DATA ENTRIES:
□ □ □ □
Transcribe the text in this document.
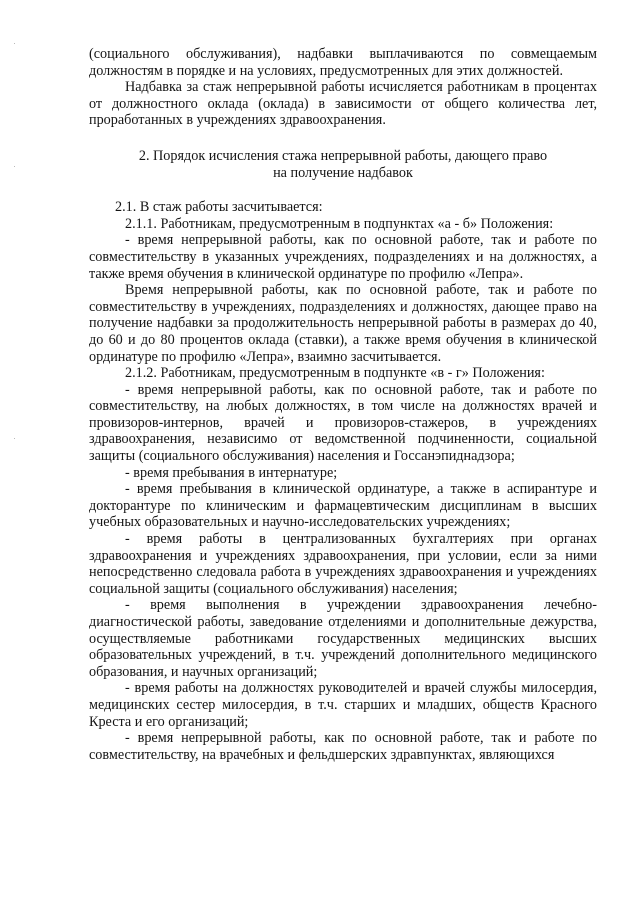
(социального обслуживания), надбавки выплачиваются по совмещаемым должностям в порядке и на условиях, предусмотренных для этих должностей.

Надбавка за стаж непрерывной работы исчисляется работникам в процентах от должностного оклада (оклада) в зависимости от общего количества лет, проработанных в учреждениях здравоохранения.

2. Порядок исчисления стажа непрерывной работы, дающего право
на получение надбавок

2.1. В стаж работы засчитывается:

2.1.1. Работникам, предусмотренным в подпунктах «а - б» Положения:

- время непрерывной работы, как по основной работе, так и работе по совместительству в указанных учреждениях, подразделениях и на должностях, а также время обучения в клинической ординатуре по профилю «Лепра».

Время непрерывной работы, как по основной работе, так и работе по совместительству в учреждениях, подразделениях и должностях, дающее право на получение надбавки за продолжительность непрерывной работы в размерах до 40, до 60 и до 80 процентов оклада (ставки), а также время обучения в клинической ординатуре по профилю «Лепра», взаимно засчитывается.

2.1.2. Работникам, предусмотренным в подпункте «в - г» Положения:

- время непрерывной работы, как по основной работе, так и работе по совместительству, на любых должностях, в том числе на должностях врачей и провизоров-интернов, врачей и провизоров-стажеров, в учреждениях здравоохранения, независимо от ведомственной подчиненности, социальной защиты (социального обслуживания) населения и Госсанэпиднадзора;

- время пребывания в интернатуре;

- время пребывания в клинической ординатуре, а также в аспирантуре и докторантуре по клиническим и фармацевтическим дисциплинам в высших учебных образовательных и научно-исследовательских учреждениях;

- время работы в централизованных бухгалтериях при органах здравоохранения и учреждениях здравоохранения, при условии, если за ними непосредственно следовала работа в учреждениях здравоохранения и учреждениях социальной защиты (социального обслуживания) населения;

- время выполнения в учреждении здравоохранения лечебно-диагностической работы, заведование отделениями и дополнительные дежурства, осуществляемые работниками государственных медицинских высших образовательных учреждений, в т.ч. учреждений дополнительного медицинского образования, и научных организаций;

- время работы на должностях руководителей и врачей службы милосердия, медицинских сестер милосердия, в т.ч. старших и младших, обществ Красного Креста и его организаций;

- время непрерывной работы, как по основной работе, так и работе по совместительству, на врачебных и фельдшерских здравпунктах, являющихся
□ □ □ □
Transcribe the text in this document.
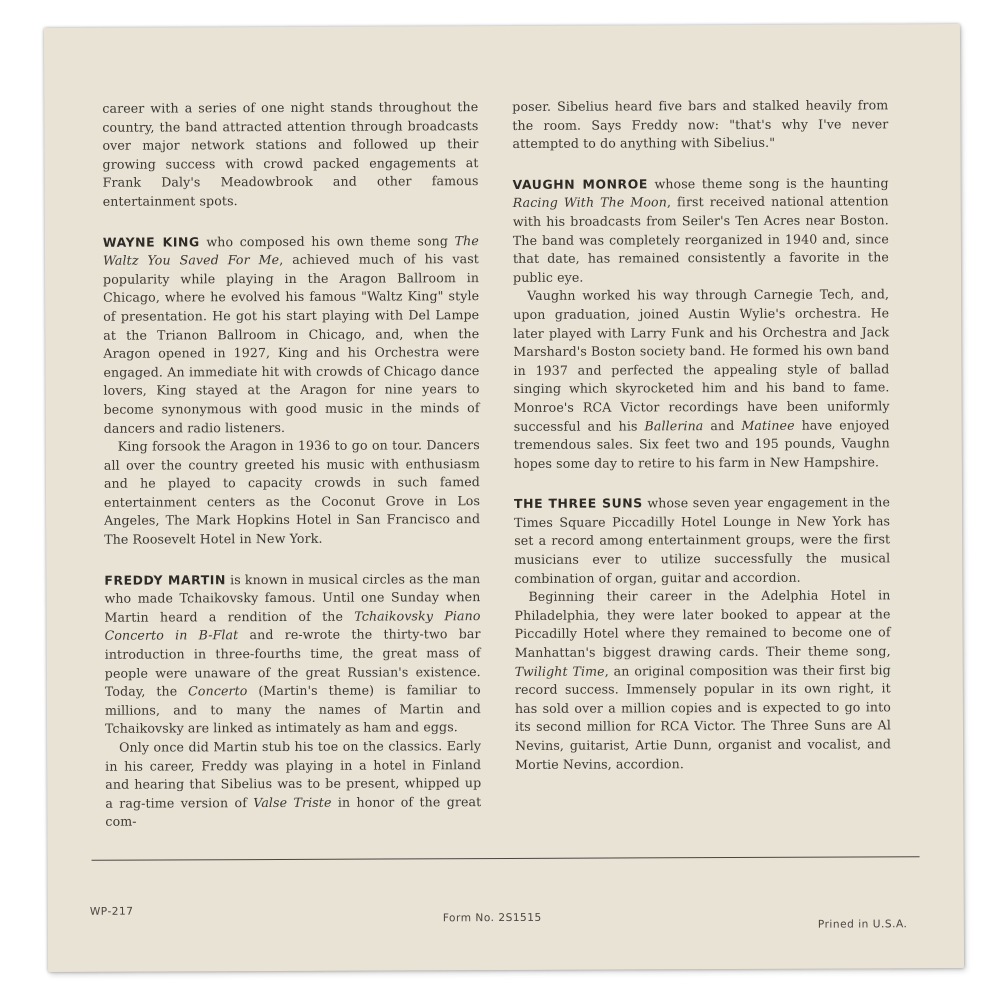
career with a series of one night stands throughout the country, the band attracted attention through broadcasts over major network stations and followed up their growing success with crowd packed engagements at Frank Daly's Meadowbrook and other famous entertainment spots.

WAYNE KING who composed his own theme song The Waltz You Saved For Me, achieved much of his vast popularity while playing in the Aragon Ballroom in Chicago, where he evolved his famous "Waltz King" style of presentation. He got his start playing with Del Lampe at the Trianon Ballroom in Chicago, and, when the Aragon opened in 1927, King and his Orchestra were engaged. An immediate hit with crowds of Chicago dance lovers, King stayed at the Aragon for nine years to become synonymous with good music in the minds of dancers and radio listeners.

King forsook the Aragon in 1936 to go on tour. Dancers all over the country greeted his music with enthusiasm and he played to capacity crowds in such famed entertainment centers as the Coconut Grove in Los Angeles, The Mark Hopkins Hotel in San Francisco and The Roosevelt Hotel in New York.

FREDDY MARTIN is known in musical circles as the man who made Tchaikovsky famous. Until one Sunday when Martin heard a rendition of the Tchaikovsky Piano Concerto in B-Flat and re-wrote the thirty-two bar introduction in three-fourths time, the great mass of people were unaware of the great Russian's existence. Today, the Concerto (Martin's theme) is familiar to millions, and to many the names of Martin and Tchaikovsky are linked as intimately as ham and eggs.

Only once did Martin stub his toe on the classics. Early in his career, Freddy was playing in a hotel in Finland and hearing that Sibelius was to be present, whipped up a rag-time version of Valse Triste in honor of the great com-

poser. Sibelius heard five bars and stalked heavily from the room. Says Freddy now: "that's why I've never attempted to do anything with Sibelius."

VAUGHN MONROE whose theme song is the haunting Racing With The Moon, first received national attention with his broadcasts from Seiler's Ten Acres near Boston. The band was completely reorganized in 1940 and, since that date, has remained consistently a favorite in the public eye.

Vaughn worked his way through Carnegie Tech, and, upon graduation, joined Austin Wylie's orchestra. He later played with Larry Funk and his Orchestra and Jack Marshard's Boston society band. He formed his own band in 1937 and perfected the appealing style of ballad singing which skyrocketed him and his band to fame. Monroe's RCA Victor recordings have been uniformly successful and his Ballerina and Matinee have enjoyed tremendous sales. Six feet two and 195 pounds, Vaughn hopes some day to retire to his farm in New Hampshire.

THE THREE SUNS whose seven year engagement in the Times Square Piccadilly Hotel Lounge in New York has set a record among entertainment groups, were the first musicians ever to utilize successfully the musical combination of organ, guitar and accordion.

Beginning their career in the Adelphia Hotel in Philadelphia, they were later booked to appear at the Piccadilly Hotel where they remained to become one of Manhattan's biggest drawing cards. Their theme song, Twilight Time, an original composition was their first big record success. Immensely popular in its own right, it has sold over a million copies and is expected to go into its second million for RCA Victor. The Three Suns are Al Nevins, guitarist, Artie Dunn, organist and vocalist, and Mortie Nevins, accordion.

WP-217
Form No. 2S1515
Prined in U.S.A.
□ □ □ □
TASK BRIEF:
Pick out all lines containing the string "пребывания".

SOLUTION:
- время пребывания в интернатуре;
- время пребывания в клинической ординатуре, а также в аспирантуре и докторантуре по клиническим и фармацевтическим дисциплинам в высших учебных образовательных и научно-исследовательских учреждениях;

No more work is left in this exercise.